Page:
"""
The Hinoki Martini Represents the Best of Japanese and American Drinking Culture

Katana Kitten’s Masahiro Urushido on fusing East and West together to craft exquisitely playful cocktails

The Hinoki Martini at NYC's Katana Kitten is the ideal take on the saketini

The Hinoki Martini at NYC's Katana Kitten is the ideal take on the saketini

By Frances Yackel

The name of Masahiro Urushido’s bar, Katana Kitten, pairs the samurai sword known to be wielded by Uma Thurman in Kill Bill with the American word for a beloved baby feline. The moniker aptly summarizes Urushido’s mission: to create expertly crafted cocktails in a playful and welcoming environment. 

And to marry two cultures together into one amazing cocktail experience.

The concept of his high-spirited bar is, as Urushido tells us, “a full-throttle Japanese-American bar. It’s not a Japanese bar in New York, not a Japanese-inspired or -themed bar, but rather a hybrid of two formidable drinking cultures, with each given equal respect and prominence.” 

To share his extensive knowledge of the Japanese side of mixology, Urushido just released The Japanese Art of the Cocktail, which offers a glimpse into the personal and satisfyingly evocative stories behind the drinks served at Katana Kitten.

“The Japanese Art of the Cocktail” book cover
Houghton Mifflin Harcourt

The book not only showcases the hybrid nature of Urushido’s bar, but also the duality of the Japanese cocktail world. “Japanese bartending has a unique way of weaving the various utilitarian processes and procedures a bartender employs in mixing a drink — from opening the bottles to measuring out the ingredients to shaking, straining, garnishing and presenting the final drink — into a seamless ritual of secular (although not entirely secular) communion,” as drinks historian David Wondrich writes in the book’s forward. “Masahiro Urushido is an exemplary ambassador for all that: To watch him mix drinks is an education in grace and elegance. Every drink of his I’ve had has been a thing of beauty: subtle, balanced, delicious and presented without pretense or vanity.”

Wondrich adds: “But there’s another side to Japanese culture, and that’s the one that produced My Neighbor Totoro and The 5.6.7.8’s; Hello Kitty and Tampopo. It’s sweet and whimsical, warm and joyous, and it rocks.” 

Rather than learning about the science behind making a perfectly balanced cocktail, Urushido relied on the Japanese method of education — watching and learning and discovering from his own experiences. “It’s a privilege that I have, that my parents gave me, growing up in the setting of Minowa, where I was born and raised and where my grandparents had a farm and rice paddies,” he says.
"""
Given records:
"""
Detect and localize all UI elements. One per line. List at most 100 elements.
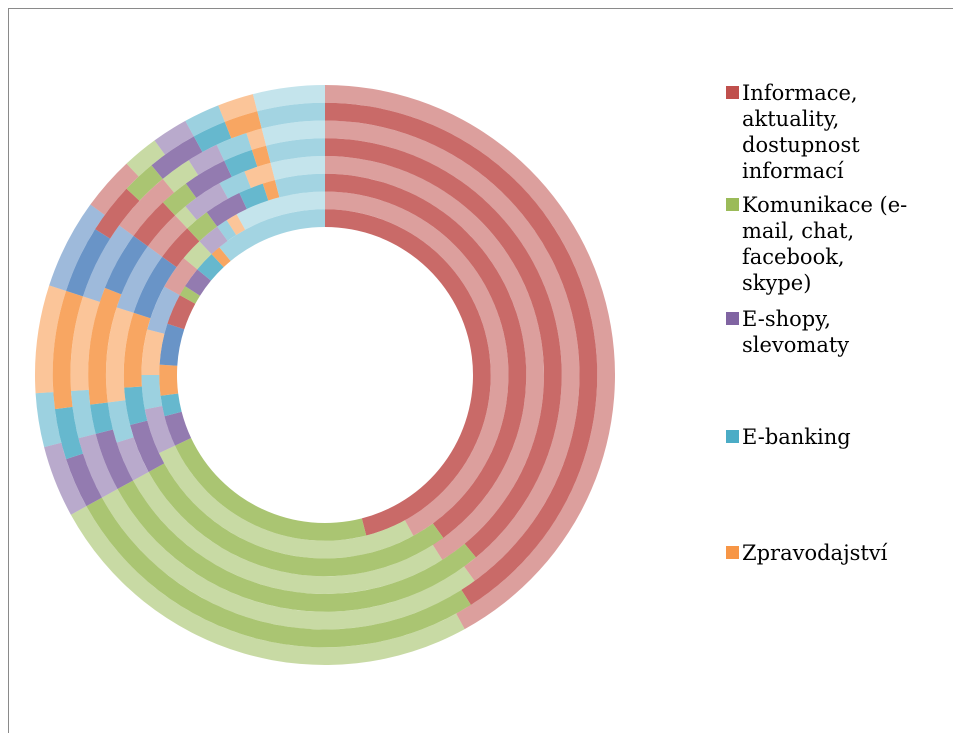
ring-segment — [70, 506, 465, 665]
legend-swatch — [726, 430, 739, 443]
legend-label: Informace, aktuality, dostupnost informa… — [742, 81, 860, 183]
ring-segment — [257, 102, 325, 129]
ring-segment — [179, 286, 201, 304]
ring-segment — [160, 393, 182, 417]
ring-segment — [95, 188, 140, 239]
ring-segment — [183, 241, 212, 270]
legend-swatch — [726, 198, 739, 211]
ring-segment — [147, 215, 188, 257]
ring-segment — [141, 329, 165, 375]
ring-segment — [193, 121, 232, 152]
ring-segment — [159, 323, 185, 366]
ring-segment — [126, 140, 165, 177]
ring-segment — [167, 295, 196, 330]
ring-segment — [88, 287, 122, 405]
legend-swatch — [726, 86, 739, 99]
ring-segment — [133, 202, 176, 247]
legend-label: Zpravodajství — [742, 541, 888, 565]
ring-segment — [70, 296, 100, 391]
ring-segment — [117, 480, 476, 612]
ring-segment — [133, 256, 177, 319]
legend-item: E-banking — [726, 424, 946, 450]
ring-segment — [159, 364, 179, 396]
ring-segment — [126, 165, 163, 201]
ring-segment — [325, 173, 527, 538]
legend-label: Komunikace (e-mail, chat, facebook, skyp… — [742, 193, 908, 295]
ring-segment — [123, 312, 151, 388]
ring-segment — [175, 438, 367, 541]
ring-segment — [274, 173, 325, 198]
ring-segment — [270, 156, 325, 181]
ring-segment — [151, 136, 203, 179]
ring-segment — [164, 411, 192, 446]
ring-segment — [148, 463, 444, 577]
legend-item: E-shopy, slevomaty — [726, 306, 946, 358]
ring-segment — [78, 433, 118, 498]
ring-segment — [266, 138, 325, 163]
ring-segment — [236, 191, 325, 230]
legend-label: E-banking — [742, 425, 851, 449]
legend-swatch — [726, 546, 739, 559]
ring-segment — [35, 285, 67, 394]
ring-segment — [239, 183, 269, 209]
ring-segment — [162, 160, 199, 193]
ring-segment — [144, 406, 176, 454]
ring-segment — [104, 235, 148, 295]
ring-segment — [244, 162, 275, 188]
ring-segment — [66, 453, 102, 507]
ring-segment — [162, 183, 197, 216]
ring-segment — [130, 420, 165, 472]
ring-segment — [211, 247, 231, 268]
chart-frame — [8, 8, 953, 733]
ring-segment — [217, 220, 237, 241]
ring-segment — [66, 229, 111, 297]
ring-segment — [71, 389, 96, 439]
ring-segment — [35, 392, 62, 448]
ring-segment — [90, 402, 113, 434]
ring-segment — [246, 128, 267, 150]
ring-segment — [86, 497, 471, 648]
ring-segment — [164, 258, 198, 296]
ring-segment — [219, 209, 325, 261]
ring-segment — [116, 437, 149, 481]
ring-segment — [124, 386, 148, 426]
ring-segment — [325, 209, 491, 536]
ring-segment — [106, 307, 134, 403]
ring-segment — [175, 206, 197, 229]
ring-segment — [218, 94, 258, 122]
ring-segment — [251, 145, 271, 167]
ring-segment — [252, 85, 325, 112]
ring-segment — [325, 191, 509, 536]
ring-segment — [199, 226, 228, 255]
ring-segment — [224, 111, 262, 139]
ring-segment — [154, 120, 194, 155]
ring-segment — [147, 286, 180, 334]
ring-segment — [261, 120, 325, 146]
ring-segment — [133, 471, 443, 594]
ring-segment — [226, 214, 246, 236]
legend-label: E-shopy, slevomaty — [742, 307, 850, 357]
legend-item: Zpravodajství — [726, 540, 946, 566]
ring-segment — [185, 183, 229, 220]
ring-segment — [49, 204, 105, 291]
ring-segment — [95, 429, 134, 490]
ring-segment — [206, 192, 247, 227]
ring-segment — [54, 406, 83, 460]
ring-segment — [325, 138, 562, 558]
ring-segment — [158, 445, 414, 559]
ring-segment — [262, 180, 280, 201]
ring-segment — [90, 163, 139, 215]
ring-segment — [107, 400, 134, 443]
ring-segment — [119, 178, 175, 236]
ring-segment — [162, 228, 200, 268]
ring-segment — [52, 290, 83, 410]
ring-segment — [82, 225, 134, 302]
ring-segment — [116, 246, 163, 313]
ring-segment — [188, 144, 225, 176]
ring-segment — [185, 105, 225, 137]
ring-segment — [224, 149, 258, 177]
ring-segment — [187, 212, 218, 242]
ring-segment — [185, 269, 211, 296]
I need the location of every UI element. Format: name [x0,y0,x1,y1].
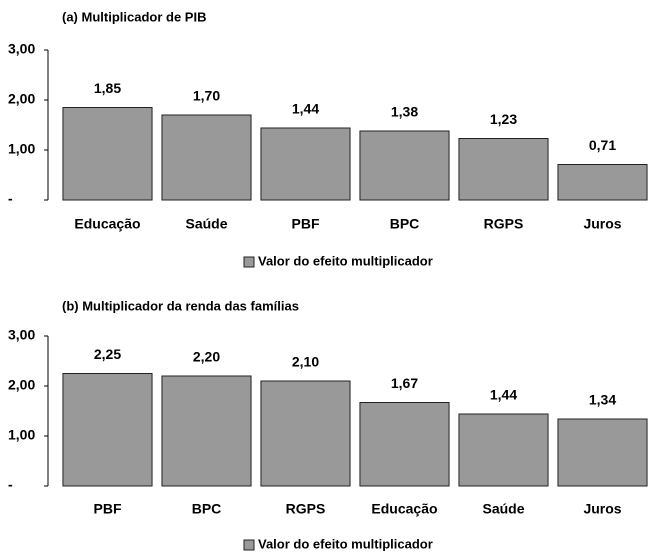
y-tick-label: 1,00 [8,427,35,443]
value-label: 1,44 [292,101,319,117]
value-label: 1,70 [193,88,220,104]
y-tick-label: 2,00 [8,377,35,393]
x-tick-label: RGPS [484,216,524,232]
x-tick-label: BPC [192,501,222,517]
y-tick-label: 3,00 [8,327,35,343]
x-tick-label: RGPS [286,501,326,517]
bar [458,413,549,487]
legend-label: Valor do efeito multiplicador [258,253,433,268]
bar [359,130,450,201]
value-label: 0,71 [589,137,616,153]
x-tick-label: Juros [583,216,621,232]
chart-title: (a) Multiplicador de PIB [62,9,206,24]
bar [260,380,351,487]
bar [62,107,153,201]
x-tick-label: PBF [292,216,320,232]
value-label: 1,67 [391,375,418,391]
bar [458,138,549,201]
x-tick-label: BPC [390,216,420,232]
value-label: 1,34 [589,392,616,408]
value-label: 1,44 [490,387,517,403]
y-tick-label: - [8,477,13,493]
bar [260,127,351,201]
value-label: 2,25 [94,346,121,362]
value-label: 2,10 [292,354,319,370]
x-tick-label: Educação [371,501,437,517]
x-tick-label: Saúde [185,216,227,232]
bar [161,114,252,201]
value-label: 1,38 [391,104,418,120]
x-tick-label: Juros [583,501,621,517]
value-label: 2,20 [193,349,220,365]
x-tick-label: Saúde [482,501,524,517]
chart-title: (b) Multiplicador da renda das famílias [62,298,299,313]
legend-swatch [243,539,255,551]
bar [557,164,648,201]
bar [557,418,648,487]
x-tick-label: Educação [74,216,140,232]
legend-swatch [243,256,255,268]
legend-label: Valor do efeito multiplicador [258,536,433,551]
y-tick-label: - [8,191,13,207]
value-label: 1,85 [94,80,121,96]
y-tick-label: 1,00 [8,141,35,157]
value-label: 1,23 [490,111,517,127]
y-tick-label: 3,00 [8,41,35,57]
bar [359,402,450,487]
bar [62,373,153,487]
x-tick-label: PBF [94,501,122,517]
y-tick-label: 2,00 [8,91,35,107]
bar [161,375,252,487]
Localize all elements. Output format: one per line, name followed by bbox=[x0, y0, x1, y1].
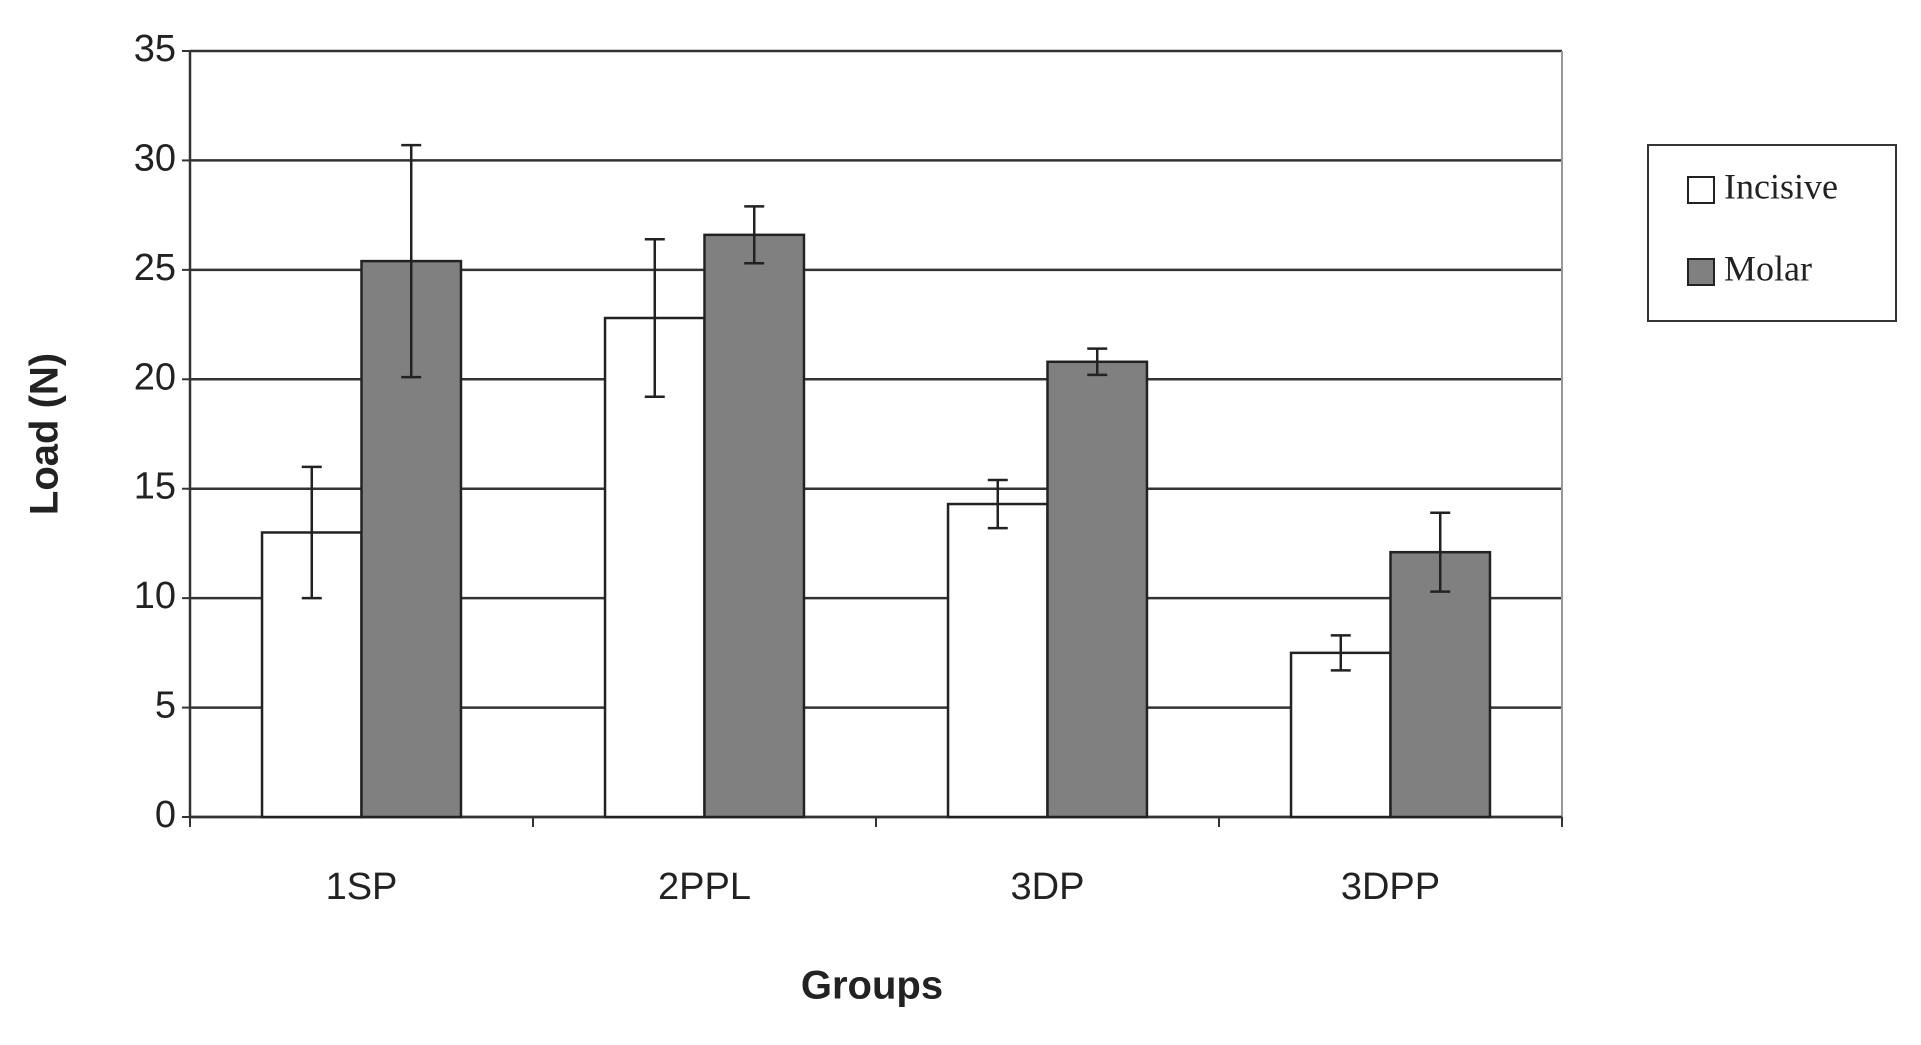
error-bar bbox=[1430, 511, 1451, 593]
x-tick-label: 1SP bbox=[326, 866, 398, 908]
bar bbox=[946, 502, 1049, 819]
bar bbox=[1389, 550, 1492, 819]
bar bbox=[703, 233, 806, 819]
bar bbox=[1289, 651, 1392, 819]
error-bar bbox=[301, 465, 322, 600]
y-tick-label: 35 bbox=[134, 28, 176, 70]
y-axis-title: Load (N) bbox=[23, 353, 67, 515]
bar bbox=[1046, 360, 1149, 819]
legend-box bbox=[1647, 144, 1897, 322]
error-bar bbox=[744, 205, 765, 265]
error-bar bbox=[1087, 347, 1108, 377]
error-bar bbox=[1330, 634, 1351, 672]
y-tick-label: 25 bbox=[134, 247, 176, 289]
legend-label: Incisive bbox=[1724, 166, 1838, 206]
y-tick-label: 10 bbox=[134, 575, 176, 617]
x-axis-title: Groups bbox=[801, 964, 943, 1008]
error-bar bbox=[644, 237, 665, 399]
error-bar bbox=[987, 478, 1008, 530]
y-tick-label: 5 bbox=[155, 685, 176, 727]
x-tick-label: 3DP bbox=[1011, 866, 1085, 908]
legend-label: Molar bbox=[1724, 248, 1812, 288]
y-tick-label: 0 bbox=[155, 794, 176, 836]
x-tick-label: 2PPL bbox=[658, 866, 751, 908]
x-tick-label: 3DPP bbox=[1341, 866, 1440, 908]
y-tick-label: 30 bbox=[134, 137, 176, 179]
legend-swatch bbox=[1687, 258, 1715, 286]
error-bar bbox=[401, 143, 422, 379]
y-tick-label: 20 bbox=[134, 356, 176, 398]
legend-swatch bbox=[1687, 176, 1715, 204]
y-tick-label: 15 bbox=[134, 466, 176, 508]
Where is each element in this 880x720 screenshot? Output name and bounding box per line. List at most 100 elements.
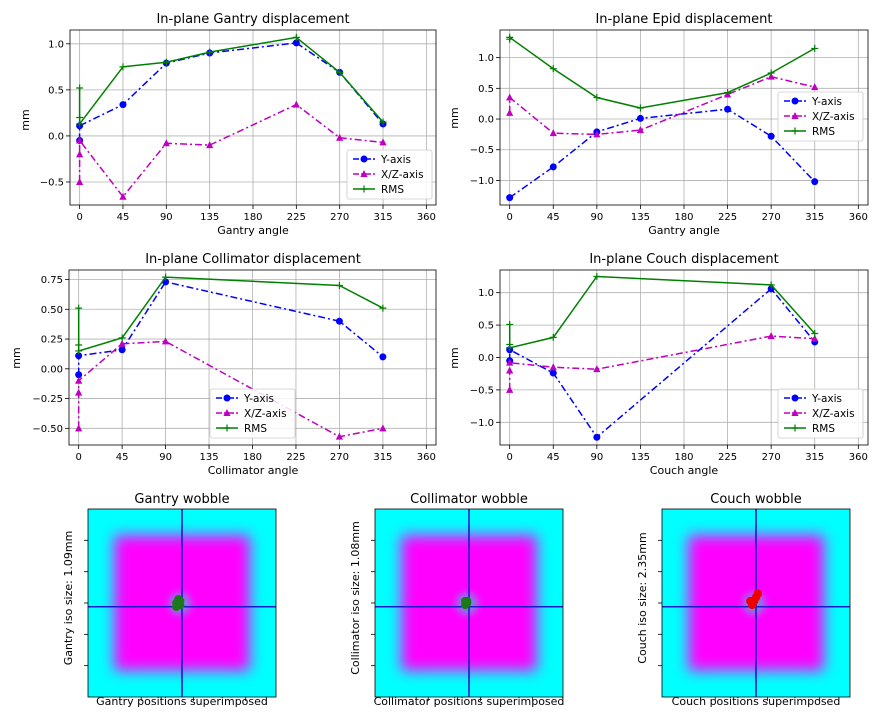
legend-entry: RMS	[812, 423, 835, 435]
"""
Directions:
**1.** Answer these questions about the Katana Kitten article:
(a) Who wrote the foreword to Urushido's book?
(b) In what place was Urushido born and raised?
(c) Which publisher is credited beneath the book cover?
**2.** From the Katana Kitten article, print the part that opens with the words containing "The Hinoki Martini Represents" and closes with "amazing cocktail experience.".

The responses:
**1.**
(a) David Wondrich
(b) Minowa
(c) Houghton Mifflin Harcourt

**2.**
The Hinoki Martini Represents the Best of Japanese and American Drinking Culture

Katana Kitten’s Masahiro Urushido on fusing East and West together to craft exquisitely playful cocktails

The Hinoki Martini at NYC's Katana Kitten is the ideal take on the saketini

The Hinoki Martini at NYC's Katana Kitten is the ideal take on the saketini

By Frances Yackel

The name of Masahiro Urushido’s bar, Katana Kitten, pairs the samurai sword known to be wielded by Uma Thurman in Kill Bill with the American word for a beloved baby feline. The moniker aptly summarizes Urushido’s mission: to create expertly crafted cocktails in a playful and welcoming environment. 

And to marry two cultures together into one amazing cocktail experience.